- INPUT RECORDS -
%%
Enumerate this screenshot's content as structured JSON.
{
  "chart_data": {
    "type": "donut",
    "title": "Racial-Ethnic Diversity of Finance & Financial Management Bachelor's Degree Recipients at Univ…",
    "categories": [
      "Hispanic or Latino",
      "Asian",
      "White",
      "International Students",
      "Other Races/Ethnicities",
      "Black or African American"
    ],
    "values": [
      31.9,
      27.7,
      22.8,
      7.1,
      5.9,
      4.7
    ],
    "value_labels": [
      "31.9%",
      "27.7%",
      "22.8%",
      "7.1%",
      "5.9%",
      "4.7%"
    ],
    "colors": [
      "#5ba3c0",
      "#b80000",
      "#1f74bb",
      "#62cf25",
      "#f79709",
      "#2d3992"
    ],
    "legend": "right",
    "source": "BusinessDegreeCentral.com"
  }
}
%%
- TO DO -
Reproduce the full listing above, character for character.

- OUTPUT FOR THIS TASK -
Enumerate this screenshot's content as structured JSON.
{
  "chart_data": {
    "type": "donut",
    "title": "Racial-Ethnic Diversity of Finance & Financial Management Bachelor's Degree Recipients at Univ…",
    "categories": [
      "Hispanic or Latino",
      "Asian",
      "White",
      "International Students",
      "Other Races/Ethnicities",
      "Black or African American"
    ],
    "values": [
      31.9,
      27.7,
      22.8,
      7.1,
      5.9,
      4.7
    ],
    "value_labels": [
      "31.9%",
      "27.7%",
      "22.8%",
      "7.1%",
      "5.9%",
      "4.7%"
    ],
    "colors": [
      "#5ba3c0",
      "#b80000",
      "#1f74bb",
      "#62cf25",
      "#f79709",
      "#2d3992"
    ],
    "legend": "right",
    "source": "BusinessDegreeCentral.com"
  }
}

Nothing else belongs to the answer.